Directive:
Output all of the entries below precisely as written.

Extracted records:

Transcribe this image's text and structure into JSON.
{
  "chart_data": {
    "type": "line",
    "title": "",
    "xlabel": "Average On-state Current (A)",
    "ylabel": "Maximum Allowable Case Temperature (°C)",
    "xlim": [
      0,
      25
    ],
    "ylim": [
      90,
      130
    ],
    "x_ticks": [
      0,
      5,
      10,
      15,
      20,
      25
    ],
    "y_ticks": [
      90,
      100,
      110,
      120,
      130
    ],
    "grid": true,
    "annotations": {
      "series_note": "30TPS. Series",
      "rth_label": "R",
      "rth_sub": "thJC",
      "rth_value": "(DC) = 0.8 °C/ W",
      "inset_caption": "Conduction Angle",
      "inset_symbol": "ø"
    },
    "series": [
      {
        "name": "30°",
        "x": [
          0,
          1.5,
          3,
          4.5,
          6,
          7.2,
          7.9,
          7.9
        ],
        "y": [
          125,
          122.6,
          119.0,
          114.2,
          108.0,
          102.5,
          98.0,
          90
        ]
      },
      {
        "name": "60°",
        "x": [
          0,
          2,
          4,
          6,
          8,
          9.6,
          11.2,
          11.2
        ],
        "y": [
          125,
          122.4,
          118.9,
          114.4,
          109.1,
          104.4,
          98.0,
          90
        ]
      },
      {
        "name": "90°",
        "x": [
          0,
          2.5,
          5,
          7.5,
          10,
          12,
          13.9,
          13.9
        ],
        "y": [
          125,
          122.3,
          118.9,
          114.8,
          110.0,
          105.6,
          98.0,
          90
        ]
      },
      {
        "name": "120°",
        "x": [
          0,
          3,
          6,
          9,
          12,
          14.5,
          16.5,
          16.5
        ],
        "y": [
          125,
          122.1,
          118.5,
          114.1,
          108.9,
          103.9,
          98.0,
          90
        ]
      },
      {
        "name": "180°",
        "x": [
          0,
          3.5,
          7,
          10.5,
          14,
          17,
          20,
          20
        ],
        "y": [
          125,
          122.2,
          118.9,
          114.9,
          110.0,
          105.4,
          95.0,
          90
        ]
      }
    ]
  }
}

Exercise solution:
Transcribe this image's text and structure into JSON.
{
  "chart_data": {
    "type": "line",
    "title": "",
    "xlabel": "Average On-state Current (A)",
    "ylabel": "Maximum Allowable Case Temperature (°C)",
    "xlim": [
      0,
      25
    ],
    "ylim": [
      90,
      130
    ],
    "x_ticks": [
      0,
      5,
      10,
      15,
      20,
      25
    ],
    "y_ticks": [
      90,
      100,
      110,
      120,
      130
    ],
    "grid": true,
    "annotations": {
      "series_note": "30TPS. Series",
      "rth_label": "R",
      "rth_sub": "thJC",
      "rth_value": "(DC) = 0.8 °C/ W",
      "inset_caption": "Conduction Angle",
      "inset_symbol": "ø"
    },
    "series": [
      {
        "name": "30°",
        "x": [
          0,
          1.5,
          3,
          4.5,
          6,
          7.2,
          7.9,
          7.9
        ],
        "y": [
          125,
          122.6,
          119.0,
          114.2,
          108.0,
          102.5,
          98.0,
          90
        ]
      },
      {
        "name": "60°",
        "x": [
          0,
          2,
          4,
          6,
          8,
          9.6,
          11.2,
          11.2
        ],
        "y": [
          125,
          122.4,
          118.9,
          114.4,
          109.1,
          104.4,
          98.0,
          90
        ]
      },
      {
        "name": "90°",
        "x": [
          0,
          2.5,
          5,
          7.5,
          10,
          12,
          13.9,
          13.9
        ],
        "y": [
          125,
          122.3,
          118.9,
          114.8,
          110.0,
          105.6,
          98.0,
          90
        ]
      },
      {
        "name": "120°",
        "x": [
          0,
          3,
          6,
          9,
          12,
          14.5,
          16.5,
          16.5
        ],
        "y": [
          125,
          122.1,
          118.5,
          114.1,
          108.9,
          103.9,
          98.0,
          90
        ]
      },
      {
        "name": "180°",
        "x": [
          0,
          3.5,
          7,
          10.5,
          14,
          17,
          20,
          20
        ],
        "y": [
          125,
          122.2,
          118.9,
          114.9,
          110.0,
          105.4,
          95.0,
          90
        ]
      }
    ]
  }
}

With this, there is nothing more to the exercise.